> [Aim of the exercise]:
Spot each line that carries the word "Sugarcane"; copy those lines.

> [Records from a collection]:

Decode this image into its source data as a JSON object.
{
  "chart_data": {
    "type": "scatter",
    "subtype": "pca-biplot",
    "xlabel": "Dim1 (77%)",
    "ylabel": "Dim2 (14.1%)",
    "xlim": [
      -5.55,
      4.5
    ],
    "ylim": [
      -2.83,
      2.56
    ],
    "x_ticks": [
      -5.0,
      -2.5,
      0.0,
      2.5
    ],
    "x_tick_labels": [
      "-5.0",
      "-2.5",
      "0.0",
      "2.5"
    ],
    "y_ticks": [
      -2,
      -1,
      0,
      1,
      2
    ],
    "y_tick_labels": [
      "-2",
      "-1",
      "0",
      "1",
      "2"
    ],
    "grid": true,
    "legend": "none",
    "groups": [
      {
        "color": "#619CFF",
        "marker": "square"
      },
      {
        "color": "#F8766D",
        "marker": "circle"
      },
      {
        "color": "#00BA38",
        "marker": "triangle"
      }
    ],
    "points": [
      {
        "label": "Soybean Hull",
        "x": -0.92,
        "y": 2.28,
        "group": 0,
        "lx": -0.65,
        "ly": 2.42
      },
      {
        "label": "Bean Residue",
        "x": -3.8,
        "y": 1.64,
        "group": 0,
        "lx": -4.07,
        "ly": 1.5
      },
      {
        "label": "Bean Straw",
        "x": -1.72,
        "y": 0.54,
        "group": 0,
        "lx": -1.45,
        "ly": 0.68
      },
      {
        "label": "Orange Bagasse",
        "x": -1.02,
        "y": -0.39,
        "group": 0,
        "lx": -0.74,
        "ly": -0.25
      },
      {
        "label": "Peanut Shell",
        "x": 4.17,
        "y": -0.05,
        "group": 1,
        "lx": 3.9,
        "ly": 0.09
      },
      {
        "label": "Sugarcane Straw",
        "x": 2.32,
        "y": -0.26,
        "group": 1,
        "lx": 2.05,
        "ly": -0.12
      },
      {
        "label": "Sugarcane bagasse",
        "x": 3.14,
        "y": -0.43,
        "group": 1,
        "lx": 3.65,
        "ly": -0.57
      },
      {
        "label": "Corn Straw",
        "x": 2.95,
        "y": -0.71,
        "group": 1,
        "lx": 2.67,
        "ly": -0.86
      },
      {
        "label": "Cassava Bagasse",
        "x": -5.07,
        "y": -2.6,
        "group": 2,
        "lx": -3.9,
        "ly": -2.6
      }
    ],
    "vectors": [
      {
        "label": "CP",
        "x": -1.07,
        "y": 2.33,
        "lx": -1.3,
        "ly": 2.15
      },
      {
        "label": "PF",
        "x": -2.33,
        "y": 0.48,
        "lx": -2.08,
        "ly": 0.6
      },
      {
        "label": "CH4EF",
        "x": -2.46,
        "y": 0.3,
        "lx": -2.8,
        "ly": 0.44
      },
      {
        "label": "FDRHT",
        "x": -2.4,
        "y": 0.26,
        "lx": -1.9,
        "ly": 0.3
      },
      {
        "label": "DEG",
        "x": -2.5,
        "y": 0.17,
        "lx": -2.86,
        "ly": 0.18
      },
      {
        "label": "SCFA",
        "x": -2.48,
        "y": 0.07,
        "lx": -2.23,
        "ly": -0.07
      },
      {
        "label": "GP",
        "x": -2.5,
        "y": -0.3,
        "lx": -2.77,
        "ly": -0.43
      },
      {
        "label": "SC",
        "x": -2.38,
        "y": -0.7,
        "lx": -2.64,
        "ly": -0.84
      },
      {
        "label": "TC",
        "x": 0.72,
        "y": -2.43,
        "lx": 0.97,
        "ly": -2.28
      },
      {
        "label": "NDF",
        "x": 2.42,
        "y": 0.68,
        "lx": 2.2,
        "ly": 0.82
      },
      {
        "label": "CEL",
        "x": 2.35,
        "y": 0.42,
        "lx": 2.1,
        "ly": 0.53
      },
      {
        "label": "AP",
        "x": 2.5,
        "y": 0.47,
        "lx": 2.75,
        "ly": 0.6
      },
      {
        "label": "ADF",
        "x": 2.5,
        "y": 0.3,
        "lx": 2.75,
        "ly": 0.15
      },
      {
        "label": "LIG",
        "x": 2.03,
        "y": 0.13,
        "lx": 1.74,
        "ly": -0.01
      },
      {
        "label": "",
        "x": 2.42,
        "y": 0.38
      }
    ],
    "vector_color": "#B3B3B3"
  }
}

> [Right answer]:
        "label": "Sugarcane Straw",
        "label": "Sugarcane bagasse",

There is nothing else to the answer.